> _Page_:
--------------------

The I-765 work permit instructions put its purpose in one sentence: “We use your A-Number to identify your immigration records. It begins with an ‘A’ and can be found on correspondence you have received from the Department of Homeland Security (DHS) or USCIS.”

On paper the number is written with the letter A in front: A12345678 or A012345678. On plastic cards the A is dropped and the digits appear next to the label “USCIS#.” That renaming trips up more people than anything else about this number, so let’s deal with it first.

Is the “USCIS#” on My Card the Same as My A-Number?

Yes, for green cards and work permits. USCIS’s glossary defines the USCIS Number as “a unique, 9-digit number assigned to an alien by the Department of Homeland Security that is listed on the front of Permanent Resident Cards,” and its employer handbook (the M-274) describes the field on the green card as one thing: “USCIS number/A-Number.” The current Form I-9 instructions write it the same way: “USCIS Number/A-Number (7 to 9 digits).” Same number, two labels; the card version just drops the “A” prefix.

--------------------

> _Information shown_:
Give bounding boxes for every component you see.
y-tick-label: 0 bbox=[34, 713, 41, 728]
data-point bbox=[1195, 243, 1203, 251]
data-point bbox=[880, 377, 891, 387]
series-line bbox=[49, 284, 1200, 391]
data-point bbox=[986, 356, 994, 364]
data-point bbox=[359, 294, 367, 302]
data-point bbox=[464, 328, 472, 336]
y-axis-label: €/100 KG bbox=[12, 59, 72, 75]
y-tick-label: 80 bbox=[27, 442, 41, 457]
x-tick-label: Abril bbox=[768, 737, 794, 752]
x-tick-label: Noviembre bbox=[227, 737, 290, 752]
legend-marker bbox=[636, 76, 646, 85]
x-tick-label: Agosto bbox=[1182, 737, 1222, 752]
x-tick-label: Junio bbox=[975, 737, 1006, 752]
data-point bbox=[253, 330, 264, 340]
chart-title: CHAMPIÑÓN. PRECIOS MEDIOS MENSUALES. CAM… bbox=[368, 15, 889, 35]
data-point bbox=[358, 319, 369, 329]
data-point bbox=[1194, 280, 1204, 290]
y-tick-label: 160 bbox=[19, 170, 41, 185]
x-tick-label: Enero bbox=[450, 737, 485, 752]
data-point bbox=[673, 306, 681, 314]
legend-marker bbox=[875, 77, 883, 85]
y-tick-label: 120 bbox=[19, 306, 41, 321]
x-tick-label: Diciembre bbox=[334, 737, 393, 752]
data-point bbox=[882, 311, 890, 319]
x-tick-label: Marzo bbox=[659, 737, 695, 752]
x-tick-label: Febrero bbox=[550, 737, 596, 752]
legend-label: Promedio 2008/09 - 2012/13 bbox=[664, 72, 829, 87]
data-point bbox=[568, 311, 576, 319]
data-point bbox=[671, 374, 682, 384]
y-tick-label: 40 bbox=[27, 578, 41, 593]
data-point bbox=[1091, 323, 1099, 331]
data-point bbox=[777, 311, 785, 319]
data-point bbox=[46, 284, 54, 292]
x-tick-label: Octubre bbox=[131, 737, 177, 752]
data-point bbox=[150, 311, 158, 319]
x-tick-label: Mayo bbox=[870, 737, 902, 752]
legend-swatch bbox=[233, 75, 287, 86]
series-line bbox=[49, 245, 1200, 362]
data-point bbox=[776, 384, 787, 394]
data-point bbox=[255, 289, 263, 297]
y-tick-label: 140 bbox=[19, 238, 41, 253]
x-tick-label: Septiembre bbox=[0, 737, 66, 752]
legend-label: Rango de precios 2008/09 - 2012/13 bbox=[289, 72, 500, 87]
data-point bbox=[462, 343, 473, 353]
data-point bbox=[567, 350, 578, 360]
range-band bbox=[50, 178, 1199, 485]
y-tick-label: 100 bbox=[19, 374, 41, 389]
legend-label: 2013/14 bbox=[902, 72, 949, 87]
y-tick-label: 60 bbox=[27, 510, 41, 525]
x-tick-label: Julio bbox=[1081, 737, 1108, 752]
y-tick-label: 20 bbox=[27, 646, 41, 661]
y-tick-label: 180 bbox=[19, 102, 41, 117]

--------------------

> _Goal_:
On the A-Number page, what label appears next to the digits on plastic cards? The material comes from a different source than the A-Number page.

> _Response_:
The digits appear next to the label "USCIS#."